What is the number of lines holding the word "name"? Write that number and nothing else.

(Records from a data collection)
==========
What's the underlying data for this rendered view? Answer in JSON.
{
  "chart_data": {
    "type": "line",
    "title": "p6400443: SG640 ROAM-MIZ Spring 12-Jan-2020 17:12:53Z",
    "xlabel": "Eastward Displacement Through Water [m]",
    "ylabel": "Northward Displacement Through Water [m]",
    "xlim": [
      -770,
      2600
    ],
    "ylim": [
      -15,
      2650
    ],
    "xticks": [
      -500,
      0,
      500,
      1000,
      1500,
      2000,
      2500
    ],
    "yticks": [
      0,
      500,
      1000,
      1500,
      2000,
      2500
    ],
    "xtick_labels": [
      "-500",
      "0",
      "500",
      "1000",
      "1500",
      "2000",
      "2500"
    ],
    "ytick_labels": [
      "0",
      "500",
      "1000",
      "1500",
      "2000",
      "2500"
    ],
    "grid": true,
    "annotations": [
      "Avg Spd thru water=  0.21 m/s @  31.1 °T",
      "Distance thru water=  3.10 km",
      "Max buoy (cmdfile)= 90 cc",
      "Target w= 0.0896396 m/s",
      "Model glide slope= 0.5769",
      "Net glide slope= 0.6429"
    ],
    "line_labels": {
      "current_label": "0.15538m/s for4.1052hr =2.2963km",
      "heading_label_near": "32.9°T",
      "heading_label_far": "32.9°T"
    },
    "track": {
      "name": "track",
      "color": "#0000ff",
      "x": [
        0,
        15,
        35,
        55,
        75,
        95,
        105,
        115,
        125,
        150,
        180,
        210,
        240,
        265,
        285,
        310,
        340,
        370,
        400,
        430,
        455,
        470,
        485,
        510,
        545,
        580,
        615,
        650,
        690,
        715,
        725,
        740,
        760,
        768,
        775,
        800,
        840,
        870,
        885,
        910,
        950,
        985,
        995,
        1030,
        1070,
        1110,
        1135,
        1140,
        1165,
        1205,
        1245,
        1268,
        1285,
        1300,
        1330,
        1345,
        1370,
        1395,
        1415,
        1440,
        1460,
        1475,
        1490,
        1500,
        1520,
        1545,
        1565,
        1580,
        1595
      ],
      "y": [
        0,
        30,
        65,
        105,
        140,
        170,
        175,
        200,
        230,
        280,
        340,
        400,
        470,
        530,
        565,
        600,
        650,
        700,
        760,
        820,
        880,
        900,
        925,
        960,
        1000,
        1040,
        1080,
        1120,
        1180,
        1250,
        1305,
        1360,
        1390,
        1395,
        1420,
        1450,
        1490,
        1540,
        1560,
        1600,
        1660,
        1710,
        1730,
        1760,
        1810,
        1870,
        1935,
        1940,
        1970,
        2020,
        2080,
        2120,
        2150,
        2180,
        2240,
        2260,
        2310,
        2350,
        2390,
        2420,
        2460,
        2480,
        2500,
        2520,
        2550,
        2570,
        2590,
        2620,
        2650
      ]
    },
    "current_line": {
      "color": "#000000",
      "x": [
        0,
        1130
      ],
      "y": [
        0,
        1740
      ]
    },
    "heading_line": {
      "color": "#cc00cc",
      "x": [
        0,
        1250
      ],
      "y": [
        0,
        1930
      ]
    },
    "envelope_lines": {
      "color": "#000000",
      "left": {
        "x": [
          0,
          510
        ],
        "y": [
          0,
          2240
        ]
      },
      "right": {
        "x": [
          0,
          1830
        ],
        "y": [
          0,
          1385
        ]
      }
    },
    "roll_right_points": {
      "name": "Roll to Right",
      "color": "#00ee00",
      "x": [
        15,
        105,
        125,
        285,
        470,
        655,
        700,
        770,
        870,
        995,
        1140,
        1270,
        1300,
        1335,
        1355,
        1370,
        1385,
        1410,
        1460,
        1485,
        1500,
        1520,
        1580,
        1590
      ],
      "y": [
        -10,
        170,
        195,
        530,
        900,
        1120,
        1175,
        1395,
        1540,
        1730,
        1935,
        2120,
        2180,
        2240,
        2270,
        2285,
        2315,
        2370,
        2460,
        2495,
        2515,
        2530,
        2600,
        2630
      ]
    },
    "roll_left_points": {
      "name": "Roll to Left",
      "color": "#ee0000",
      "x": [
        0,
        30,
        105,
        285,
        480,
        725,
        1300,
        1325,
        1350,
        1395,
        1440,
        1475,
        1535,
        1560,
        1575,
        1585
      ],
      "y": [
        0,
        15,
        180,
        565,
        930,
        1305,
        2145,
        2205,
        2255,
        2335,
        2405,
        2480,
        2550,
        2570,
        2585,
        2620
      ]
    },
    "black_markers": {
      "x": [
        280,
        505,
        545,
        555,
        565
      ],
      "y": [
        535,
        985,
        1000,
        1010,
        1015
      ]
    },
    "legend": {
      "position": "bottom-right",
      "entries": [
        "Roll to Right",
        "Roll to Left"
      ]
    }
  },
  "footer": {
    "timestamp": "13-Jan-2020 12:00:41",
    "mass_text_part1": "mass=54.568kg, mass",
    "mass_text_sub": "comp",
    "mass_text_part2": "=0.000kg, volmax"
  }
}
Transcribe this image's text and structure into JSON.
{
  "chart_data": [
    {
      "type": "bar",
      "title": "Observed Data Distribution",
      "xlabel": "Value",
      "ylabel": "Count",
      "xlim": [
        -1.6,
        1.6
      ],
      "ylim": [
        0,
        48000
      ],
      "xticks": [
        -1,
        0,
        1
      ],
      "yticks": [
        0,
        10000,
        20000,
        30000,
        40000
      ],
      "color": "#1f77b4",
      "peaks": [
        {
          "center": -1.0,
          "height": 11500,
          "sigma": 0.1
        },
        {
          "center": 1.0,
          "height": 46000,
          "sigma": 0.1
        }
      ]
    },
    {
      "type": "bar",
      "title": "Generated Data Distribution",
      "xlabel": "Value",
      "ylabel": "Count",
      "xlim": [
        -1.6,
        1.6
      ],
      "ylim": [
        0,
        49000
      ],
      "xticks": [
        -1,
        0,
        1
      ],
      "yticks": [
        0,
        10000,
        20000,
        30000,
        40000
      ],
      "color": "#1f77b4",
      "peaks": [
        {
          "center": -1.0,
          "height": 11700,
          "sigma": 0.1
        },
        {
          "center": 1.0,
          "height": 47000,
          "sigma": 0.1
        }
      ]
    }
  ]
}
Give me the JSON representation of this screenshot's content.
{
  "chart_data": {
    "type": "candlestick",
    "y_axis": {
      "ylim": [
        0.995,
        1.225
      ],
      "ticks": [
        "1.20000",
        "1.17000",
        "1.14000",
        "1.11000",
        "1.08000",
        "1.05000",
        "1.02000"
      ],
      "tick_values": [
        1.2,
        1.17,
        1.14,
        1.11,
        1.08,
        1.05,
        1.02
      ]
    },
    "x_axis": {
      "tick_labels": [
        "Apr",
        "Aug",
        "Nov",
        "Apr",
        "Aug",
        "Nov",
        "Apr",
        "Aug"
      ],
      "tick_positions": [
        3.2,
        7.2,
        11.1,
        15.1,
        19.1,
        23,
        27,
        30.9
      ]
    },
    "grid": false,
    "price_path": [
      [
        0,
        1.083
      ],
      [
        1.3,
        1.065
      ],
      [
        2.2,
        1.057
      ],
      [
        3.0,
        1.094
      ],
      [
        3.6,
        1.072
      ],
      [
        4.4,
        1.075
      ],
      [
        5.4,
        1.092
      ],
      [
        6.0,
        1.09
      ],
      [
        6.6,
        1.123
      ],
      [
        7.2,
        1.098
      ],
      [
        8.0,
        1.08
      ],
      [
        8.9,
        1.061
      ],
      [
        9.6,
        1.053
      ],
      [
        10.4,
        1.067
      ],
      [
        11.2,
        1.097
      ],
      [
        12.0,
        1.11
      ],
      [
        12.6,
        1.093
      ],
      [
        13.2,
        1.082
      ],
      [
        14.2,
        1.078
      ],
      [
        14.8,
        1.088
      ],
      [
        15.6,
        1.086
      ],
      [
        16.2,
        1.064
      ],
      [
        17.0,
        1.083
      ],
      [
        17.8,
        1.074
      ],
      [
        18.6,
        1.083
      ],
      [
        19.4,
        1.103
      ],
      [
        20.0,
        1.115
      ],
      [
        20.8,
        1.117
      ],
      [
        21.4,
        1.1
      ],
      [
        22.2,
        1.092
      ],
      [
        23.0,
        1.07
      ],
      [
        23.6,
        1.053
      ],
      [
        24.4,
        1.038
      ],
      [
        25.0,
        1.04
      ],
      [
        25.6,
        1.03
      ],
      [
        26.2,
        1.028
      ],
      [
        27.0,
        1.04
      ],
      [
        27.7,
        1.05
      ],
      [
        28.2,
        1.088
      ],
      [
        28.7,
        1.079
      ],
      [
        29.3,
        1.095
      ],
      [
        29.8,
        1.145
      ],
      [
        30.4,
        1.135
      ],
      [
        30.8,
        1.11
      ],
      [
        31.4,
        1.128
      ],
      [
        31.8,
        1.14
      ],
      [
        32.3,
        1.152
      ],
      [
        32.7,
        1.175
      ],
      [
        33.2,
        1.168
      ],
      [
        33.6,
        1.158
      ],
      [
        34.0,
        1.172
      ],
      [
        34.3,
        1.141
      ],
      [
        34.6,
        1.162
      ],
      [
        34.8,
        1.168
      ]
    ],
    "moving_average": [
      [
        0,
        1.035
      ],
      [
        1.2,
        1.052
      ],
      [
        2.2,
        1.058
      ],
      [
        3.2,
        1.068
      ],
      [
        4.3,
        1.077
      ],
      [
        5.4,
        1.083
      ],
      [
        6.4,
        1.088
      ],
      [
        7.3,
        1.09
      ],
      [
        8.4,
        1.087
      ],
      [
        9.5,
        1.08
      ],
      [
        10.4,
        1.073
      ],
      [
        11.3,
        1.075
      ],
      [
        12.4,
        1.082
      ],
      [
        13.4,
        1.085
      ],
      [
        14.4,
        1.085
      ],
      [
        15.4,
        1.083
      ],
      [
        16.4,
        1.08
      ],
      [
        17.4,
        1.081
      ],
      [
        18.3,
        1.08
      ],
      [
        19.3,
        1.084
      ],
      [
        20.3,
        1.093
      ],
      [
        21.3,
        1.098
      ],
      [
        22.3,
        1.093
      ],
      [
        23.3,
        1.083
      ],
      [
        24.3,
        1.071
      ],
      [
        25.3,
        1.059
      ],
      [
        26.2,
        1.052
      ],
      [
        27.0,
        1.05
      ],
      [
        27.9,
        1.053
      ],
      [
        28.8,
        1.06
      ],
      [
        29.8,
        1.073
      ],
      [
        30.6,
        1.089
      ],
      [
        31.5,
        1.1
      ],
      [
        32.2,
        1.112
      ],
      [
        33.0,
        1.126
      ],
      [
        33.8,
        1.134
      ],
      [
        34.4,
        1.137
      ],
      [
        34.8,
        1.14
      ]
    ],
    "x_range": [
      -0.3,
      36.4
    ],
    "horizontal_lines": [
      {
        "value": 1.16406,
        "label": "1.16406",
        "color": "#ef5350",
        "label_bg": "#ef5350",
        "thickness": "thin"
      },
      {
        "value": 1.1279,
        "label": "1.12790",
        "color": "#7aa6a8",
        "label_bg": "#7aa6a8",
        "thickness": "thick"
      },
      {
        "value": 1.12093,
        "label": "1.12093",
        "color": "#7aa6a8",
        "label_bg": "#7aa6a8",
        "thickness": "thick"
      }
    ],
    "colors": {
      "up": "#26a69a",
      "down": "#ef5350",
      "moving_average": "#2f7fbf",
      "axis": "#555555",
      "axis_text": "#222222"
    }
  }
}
==========
[Answer to this problem]: 3